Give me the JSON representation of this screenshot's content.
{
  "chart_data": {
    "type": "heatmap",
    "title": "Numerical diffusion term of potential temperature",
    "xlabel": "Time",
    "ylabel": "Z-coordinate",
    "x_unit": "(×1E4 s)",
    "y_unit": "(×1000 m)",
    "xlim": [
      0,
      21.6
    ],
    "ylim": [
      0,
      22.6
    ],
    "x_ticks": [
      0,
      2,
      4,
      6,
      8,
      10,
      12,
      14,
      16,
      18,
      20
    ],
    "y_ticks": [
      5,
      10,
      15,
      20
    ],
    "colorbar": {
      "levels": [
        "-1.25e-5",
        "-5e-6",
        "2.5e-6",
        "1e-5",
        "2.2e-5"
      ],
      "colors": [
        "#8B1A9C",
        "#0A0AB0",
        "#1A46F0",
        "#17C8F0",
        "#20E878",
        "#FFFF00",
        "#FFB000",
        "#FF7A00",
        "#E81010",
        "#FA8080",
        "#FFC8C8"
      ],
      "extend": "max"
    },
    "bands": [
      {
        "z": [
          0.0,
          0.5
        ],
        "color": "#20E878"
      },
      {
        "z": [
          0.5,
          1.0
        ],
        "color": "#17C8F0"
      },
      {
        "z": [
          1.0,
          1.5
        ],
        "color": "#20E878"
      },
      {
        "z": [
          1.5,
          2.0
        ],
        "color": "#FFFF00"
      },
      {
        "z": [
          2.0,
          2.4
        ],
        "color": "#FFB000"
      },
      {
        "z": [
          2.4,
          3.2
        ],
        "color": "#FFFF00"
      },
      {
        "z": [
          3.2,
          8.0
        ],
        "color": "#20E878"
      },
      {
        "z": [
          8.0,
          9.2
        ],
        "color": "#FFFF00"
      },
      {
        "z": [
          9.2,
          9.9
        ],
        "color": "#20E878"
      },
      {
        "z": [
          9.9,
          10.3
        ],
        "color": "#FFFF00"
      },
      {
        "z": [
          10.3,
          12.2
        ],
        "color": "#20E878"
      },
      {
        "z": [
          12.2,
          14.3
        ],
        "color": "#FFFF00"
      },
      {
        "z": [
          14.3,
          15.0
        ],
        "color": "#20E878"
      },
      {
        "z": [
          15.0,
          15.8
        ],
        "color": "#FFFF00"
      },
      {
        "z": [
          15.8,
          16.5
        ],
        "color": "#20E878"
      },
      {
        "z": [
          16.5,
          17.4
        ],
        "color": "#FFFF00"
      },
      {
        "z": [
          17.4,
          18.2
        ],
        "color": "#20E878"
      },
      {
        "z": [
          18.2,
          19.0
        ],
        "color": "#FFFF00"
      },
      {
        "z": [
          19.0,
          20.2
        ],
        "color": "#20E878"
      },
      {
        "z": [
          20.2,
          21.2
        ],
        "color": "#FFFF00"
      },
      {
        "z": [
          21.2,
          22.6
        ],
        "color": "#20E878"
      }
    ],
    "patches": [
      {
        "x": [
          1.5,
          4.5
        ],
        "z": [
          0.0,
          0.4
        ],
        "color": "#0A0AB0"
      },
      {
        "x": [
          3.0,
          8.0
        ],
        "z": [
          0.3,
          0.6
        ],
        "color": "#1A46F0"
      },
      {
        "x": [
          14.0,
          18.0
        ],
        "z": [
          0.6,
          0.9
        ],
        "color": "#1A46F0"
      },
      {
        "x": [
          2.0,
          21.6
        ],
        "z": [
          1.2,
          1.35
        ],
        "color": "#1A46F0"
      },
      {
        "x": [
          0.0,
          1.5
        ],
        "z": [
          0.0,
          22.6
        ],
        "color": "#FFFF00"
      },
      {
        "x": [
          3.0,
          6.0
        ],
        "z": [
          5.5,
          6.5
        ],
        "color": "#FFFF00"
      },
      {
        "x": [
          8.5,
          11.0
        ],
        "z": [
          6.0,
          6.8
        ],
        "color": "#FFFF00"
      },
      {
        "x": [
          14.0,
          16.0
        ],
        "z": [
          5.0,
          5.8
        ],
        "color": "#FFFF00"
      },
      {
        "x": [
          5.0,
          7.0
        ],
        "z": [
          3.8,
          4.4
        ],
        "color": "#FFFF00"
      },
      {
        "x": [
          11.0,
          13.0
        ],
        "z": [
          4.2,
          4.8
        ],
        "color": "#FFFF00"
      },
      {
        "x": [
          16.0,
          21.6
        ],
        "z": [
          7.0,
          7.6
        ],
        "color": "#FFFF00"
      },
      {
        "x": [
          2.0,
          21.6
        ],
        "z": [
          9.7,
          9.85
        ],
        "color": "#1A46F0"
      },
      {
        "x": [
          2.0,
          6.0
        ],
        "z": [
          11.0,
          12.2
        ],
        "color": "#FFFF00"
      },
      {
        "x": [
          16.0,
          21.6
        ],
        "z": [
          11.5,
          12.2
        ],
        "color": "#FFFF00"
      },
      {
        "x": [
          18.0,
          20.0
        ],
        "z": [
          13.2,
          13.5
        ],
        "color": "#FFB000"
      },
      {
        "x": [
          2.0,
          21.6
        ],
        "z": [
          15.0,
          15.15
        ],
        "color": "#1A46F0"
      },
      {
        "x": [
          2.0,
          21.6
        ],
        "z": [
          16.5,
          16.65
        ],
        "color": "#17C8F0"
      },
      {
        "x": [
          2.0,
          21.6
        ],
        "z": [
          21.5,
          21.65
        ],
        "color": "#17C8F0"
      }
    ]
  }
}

> _Problem to work on_
Transcribe the material above word for word.

> _Expected output_
Give me the JSON representation of this screenshot's content.
{
  "chart_data": {
    "type": "heatmap",
    "title": "Numerical diffusion term of potential temperature",
    "xlabel": "Time",
    "ylabel": "Z-coordinate",
    "x_unit": "(×1E4 s)",
    "y_unit": "(×1000 m)",
    "xlim": [
      0,
      21.6
    ],
    "ylim": [
      0,
      22.6
    ],
    "x_ticks": [
      0,
      2,
      4,
      6,
      8,
      10,
      12,
      14,
      16,
      18,
      20
    ],
    "y_ticks": [
      5,
      10,
      15,
      20
    ],
    "colorbar": {
      "levels": [
        "-1.25e-5",
        "-5e-6",
        "2.5e-6",
        "1e-5",
        "2.2e-5"
      ],
      "colors": [
        "#8B1A9C",
        "#0A0AB0",
        "#1A46F0",
        "#17C8F0",
        "#20E878",
        "#FFFF00",
        "#FFB000",
        "#FF7A00",
        "#E81010",
        "#FA8080",
        "#FFC8C8"
      ],
      "extend": "max"
    },
    "bands": [
      {
        "z": [
          0.0,
          0.5
        ],
        "color": "#20E878"
      },
      {
        "z": [
          0.5,
          1.0
        ],
        "color": "#17C8F0"
      },
      {
        "z": [
          1.0,
          1.5
        ],
        "color": "#20E878"
      },
      {
        "z": [
          1.5,
          2.0
        ],
        "color": "#FFFF00"
      },
      {
        "z": [
          2.0,
          2.4
        ],
        "color": "#FFB000"
      },
      {
        "z": [
          2.4,
          3.2
        ],
        "color": "#FFFF00"
      },
      {
        "z": [
          3.2,
          8.0
        ],
        "color": "#20E878"
      },
      {
        "z": [
          8.0,
          9.2
        ],
        "color": "#FFFF00"
      },
      {
        "z": [
          9.2,
          9.9
        ],
        "color": "#20E878"
      },
      {
        "z": [
          9.9,
          10.3
        ],
        "color": "#FFFF00"
      },
      {
        "z": [
          10.3,
          12.2
        ],
        "color": "#20E878"
      },
      {
        "z": [
          12.2,
          14.3
        ],
        "color": "#FFFF00"
      },
      {
        "z": [
          14.3,
          15.0
        ],
        "color": "#20E878"
      },
      {
        "z": [
          15.0,
          15.8
        ],
        "color": "#FFFF00"
      },
      {
        "z": [
          15.8,
          16.5
        ],
        "color": "#20E878"
      },
      {
        "z": [
          16.5,
          17.4
        ],
        "color": "#FFFF00"
      },
      {
        "z": [
          17.4,
          18.2
        ],
        "color": "#20E878"
      },
      {
        "z": [
          18.2,
          19.0
        ],
        "color": "#FFFF00"
      },
      {
        "z": [
          19.0,
          20.2
        ],
        "color": "#20E878"
      },
      {
        "z": [
          20.2,
          21.2
        ],
        "color": "#FFFF00"
      },
      {
        "z": [
          21.2,
          22.6
        ],
        "color": "#20E878"
      }
    ],
    "patches": [
      {
        "x": [
          1.5,
          4.5
        ],
        "z": [
          0.0,
          0.4
        ],
        "color": "#0A0AB0"
      },
      {
        "x": [
          3.0,
          8.0
        ],
        "z": [
          0.3,
          0.6
        ],
        "color": "#1A46F0"
      },
      {
        "x": [
          14.0,
          18.0
        ],
        "z": [
          0.6,
          0.9
        ],
        "color": "#1A46F0"
      },
      {
        "x": [
          2.0,
          21.6
        ],
        "z": [
          1.2,
          1.35
        ],
        "color": "#1A46F0"
      },
      {
        "x": [
          0.0,
          1.5
        ],
        "z": [
          0.0,
          22.6
        ],
        "color": "#FFFF00"
      },
      {
        "x": [
          3.0,
          6.0
        ],
        "z": [
          5.5,
          6.5
        ],
        "color": "#FFFF00"
      },
      {
        "x": [
          8.5,
          11.0
        ],
        "z": [
          6.0,
          6.8
        ],
        "color": "#FFFF00"
      },
      {
        "x": [
          14.0,
          16.0
        ],
        "z": [
          5.0,
          5.8
        ],
        "color": "#FFFF00"
      },
      {
        "x": [
          5.0,
          7.0
        ],
        "z": [
          3.8,
          4.4
        ],
        "color": "#FFFF00"
      },
      {
        "x": [
          11.0,
          13.0
        ],
        "z": [
          4.2,
          4.8
        ],
        "color": "#FFFF00"
      },
      {
        "x": [
          16.0,
          21.6
        ],
        "z": [
          7.0,
          7.6
        ],
        "color": "#FFFF00"
      },
      {
        "x": [
          2.0,
          21.6
        ],
        "z": [
          9.7,
          9.85
        ],
        "color": "#1A46F0"
      },
      {
        "x": [
          2.0,
          6.0
        ],
        "z": [
          11.0,
          12.2
        ],
        "color": "#FFFF00"
      },
      {
        "x": [
          16.0,
          21.6
        ],
        "z": [
          11.5,
          12.2
        ],
        "color": "#FFFF00"
      },
      {
        "x": [
          18.0,
          20.0
        ],
        "z": [
          13.2,
          13.5
        ],
        "color": "#FFB000"
      },
      {
        "x": [
          2.0,
          21.6
        ],
        "z": [
          15.0,
          15.15
        ],
        "color": "#1A46F0"
      },
      {
        "x": [
          2.0,
          21.6
        ],
        "z": [
          16.5,
          16.65
        ],
        "color": "#17C8F0"
      },
      {
        "x": [
          2.0,
          21.6
        ],
        "z": [
          21.5,
          21.65
        ],
        "color": "#17C8F0"
      }
    ]
  }
}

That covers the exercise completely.